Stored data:
....

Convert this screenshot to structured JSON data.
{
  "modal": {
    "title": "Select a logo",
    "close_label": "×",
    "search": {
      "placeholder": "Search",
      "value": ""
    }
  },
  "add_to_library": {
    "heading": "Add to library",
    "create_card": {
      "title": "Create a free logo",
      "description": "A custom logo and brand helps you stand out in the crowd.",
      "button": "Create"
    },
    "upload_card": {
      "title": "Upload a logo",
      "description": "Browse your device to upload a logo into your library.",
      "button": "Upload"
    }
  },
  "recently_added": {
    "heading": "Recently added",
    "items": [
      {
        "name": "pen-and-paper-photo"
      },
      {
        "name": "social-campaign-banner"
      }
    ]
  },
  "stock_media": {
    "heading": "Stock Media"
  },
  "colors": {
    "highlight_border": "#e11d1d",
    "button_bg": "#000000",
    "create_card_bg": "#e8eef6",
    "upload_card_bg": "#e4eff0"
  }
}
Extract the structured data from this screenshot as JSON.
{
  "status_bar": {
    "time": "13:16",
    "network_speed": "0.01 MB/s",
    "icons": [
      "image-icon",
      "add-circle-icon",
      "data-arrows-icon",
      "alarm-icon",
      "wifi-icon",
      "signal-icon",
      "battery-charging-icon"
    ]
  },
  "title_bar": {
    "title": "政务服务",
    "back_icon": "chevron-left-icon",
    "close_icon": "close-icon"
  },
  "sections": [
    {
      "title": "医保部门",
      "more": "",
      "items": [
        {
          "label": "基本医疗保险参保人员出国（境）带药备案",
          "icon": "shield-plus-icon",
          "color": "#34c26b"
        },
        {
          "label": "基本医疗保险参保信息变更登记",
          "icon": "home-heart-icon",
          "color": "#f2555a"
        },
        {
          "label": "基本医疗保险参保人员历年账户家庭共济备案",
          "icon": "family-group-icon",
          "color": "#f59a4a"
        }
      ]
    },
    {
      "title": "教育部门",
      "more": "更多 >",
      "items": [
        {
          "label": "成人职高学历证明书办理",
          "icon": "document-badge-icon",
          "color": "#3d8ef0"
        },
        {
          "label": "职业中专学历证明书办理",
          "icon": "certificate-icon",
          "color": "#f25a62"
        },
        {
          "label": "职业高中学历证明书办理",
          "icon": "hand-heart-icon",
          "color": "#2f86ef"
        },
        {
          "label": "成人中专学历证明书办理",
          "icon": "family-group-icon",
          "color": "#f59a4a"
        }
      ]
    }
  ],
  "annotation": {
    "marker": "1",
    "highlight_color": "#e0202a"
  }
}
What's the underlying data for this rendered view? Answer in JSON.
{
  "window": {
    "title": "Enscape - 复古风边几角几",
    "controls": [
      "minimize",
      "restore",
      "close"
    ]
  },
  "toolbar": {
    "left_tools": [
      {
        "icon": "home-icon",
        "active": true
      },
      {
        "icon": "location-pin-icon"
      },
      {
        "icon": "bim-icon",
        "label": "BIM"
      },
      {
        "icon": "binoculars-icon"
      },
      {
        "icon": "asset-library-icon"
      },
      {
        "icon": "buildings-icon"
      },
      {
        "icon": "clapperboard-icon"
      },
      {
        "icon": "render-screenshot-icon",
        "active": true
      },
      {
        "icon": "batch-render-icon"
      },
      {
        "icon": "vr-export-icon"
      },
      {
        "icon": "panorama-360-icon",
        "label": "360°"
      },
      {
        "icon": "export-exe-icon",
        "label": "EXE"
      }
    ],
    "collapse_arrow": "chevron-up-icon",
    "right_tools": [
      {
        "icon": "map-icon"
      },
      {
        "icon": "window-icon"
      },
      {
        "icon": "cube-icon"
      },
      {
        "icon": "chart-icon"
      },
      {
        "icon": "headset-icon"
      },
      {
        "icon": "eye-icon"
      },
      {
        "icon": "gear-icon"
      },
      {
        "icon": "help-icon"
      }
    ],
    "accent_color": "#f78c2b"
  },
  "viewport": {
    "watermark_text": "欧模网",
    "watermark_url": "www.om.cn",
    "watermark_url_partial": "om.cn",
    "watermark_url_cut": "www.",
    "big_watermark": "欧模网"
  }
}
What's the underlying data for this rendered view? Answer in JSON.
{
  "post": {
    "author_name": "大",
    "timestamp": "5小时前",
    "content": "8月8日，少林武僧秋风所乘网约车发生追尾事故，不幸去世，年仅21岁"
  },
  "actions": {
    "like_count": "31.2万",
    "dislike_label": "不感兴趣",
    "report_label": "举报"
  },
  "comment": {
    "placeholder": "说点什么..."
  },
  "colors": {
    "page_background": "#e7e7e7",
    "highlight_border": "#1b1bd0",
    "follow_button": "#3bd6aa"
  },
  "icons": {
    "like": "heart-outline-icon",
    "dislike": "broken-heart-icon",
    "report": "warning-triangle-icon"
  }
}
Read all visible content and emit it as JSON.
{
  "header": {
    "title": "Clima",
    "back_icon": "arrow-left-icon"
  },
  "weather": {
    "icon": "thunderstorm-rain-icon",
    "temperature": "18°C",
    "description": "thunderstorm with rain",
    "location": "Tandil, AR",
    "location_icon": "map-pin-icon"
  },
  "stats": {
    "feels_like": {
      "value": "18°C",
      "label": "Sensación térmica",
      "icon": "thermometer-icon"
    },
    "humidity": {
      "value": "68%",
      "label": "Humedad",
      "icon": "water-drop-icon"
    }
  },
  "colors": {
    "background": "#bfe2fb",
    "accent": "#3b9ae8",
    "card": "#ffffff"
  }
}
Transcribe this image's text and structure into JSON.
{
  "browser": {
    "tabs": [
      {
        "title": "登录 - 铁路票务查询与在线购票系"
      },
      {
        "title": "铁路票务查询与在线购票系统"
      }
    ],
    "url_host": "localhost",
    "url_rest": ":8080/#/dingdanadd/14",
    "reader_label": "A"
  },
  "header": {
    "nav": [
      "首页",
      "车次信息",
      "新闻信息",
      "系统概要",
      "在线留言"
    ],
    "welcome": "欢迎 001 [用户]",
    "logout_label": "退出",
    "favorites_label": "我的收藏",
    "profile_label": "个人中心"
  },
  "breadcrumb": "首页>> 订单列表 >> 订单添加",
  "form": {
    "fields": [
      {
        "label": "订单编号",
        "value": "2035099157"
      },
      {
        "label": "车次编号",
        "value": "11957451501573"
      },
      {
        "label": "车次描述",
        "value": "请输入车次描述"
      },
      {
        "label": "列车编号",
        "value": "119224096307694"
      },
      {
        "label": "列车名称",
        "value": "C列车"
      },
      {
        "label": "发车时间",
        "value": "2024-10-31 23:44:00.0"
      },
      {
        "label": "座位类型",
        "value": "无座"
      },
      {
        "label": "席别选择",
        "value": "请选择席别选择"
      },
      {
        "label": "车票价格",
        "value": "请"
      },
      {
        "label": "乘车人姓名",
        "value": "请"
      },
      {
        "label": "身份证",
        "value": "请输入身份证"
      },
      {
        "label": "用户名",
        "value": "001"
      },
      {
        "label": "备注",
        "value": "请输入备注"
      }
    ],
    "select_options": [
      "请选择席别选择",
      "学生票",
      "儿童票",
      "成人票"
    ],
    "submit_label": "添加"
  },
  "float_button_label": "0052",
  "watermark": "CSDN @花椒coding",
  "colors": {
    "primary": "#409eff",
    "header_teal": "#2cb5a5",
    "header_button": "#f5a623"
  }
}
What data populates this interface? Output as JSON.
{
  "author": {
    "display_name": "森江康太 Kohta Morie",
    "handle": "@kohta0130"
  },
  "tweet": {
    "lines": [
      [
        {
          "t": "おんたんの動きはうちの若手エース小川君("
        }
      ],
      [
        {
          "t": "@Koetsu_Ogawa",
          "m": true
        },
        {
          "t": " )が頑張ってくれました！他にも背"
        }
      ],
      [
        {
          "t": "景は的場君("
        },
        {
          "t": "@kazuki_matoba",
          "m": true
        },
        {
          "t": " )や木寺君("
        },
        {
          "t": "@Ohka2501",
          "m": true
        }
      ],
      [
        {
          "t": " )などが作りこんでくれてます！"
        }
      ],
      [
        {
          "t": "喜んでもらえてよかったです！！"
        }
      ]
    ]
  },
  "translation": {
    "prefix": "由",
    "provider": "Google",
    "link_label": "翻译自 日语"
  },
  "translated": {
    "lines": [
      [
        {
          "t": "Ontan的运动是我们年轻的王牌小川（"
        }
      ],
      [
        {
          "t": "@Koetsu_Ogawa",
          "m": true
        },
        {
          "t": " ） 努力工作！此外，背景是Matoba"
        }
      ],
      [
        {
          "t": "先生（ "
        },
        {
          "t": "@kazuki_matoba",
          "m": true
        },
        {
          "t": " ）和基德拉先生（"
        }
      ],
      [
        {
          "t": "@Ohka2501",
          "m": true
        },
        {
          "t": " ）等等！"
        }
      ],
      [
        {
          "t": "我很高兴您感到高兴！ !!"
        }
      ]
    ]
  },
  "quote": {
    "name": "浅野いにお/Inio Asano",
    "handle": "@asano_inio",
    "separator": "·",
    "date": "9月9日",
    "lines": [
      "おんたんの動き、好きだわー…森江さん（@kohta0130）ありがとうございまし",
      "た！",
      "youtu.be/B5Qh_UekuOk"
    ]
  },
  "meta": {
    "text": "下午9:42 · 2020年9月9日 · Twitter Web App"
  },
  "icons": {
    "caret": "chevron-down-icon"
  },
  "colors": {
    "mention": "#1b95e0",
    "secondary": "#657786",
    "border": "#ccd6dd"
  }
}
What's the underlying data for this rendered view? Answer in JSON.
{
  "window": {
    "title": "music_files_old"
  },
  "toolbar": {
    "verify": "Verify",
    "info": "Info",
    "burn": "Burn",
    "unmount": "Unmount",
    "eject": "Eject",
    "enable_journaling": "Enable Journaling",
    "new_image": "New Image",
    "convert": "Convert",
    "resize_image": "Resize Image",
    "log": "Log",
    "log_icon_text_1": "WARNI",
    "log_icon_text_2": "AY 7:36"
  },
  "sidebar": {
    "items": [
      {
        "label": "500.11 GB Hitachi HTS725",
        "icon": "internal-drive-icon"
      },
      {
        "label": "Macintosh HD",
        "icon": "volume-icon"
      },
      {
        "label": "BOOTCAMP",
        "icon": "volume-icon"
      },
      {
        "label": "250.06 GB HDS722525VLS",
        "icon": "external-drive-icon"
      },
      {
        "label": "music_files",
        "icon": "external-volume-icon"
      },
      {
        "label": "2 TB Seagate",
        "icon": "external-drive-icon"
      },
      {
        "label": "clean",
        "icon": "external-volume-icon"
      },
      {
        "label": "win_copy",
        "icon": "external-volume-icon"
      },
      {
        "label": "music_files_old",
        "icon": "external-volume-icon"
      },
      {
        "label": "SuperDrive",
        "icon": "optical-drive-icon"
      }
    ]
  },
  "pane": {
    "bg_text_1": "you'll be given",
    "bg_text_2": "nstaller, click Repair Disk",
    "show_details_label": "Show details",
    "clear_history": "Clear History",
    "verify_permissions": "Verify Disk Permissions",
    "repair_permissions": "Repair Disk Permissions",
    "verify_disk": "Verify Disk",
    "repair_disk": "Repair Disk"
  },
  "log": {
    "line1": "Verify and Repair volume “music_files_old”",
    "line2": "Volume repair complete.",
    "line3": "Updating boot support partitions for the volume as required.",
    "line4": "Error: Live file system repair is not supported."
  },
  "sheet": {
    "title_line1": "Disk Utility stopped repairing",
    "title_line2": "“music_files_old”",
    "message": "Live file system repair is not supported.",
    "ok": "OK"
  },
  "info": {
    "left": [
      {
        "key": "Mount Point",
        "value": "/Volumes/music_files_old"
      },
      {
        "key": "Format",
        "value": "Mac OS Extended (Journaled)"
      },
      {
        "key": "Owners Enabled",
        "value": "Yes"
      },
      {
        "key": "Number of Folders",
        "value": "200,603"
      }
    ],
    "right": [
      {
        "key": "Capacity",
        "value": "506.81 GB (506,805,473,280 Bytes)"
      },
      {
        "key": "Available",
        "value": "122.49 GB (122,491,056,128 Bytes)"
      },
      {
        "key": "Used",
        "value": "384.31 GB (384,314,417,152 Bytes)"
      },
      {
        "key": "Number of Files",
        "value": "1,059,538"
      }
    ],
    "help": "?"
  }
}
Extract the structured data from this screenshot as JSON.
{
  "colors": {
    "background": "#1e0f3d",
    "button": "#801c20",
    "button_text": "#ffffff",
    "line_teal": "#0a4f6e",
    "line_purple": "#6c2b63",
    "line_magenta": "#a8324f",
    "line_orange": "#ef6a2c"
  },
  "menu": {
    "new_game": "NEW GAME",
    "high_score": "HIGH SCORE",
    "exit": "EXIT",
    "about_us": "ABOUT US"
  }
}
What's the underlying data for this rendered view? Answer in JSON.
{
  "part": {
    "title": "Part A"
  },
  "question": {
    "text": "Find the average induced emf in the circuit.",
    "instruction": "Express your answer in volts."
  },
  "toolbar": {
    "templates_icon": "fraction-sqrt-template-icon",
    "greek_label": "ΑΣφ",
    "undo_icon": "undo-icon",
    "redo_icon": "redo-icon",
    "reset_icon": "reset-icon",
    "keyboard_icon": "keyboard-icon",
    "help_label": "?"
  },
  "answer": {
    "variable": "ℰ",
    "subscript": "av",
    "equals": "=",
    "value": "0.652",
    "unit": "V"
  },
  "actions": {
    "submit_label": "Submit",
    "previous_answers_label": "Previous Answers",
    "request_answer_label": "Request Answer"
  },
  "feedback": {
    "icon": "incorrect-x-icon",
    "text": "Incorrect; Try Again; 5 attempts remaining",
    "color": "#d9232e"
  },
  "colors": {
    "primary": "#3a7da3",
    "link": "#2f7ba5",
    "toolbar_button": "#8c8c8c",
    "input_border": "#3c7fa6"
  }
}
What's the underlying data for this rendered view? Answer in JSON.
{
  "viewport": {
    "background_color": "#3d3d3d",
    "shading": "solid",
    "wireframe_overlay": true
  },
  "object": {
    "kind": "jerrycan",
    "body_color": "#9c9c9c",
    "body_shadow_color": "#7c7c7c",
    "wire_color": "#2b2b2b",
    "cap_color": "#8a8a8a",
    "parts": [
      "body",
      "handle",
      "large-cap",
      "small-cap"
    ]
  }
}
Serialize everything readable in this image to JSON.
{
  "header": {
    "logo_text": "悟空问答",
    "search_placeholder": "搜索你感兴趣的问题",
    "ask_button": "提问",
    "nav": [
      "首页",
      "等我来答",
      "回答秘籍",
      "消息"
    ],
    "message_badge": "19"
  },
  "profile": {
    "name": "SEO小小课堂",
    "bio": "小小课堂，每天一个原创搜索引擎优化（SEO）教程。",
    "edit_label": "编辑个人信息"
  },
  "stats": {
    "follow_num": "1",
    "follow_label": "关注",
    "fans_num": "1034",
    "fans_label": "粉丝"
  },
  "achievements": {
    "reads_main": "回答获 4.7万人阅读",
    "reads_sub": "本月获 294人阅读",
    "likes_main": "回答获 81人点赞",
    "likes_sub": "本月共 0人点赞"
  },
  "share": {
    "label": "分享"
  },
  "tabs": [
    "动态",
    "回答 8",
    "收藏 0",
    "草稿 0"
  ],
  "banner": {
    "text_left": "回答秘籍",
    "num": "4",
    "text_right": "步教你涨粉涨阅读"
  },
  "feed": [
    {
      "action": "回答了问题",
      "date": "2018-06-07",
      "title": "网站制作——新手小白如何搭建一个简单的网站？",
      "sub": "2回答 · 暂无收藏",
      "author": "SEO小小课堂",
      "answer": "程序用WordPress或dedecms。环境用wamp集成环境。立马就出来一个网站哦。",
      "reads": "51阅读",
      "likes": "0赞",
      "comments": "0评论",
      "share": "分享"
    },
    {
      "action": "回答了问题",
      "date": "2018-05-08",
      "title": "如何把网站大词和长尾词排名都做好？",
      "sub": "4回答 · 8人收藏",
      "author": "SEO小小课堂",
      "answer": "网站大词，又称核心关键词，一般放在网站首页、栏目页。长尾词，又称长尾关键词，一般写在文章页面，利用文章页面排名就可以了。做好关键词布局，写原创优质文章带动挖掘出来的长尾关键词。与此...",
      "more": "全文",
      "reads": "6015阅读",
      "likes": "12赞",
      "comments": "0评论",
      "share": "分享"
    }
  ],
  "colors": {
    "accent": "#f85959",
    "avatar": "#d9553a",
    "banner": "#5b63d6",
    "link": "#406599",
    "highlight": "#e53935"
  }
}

....

Stated task>
Output only the lines running from the line with "Serialize everything readable" through the final line of the data, inclusive.

Response>
Serialize everything readable in this image to JSON.
{
  "header": {
    "logo_text": "悟空问答",
    "search_placeholder": "搜索你感兴趣的问题",
    "ask_button": "提问",
    "nav": [
      "首页",
      "等我来答",
      "回答秘籍",
      "消息"
    ],
    "message_badge": "19"
  },
  "profile": {
    "name": "SEO小小课堂",
    "bio": "小小课堂，每天一个原创搜索引擎优化（SEO）教程。",
    "edit_label": "编辑个人信息"
  },
  "stats": {
    "follow_num": "1",
    "follow_label": "关注",
    "fans_num": "1034",
    "fans_label": "粉丝"
  },
  "achievements": {
    "reads_main": "回答获 4.7万人阅读",
    "reads_sub": "本月获 294人阅读",
    "likes_main": "回答获 81人点赞",
    "likes_sub": "本月共 0人点赞"
  },
  "share": {
    "label": "分享"
  },
  "tabs": [
    "动态",
    "回答 8",
    "收藏 0",
    "草稿 0"
  ],
  "banner": {
    "text_left": "回答秘籍",
    "num": "4",
    "text_right": "步教你涨粉涨阅读"
  },
  "feed": [
    {
      "action": "回答了问题",
      "date": "2018-06-07",
      "title": "网站制作——新手小白如何搭建一个简单的网站？",
      "sub": "2回答 · 暂无收藏",
      "author": "SEO小小课堂",
      "answer": "程序用WordPress或dedecms。环境用wamp集成环境。立马就出来一个网站哦。",
      "reads": "51阅读",
      "likes": "0赞",
      "comments": "0评论",
      "share": "分享"
    },
    {
      "action": "回答了问题",
      "date": "2018-05-08",
      "title": "如何把网站大词和长尾词排名都做好？",
      "sub": "4回答 · 8人收藏",
      "author": "SEO小小课堂",
      "answer": "网站大词，又称核心关键词，一般放在网站首页、栏目页。长尾词，又称长尾关键词，一般写在文章页面，利用文章页面排名就可以了。做好关键词布局，写原创优质文章带动挖掘出来的长尾关键词。与此...",
      "more": "全文",
      "reads": "6015阅读",
      "likes": "12赞",
      "comments": "0评论",
      "share": "分享"
    }
  ],
  "colors": {
    "accent": "#f85959",
    "avatar": "#d9553a",
    "banner": "#5b63d6",
    "link": "#406599",
    "highlight": "#e53935"
  }
}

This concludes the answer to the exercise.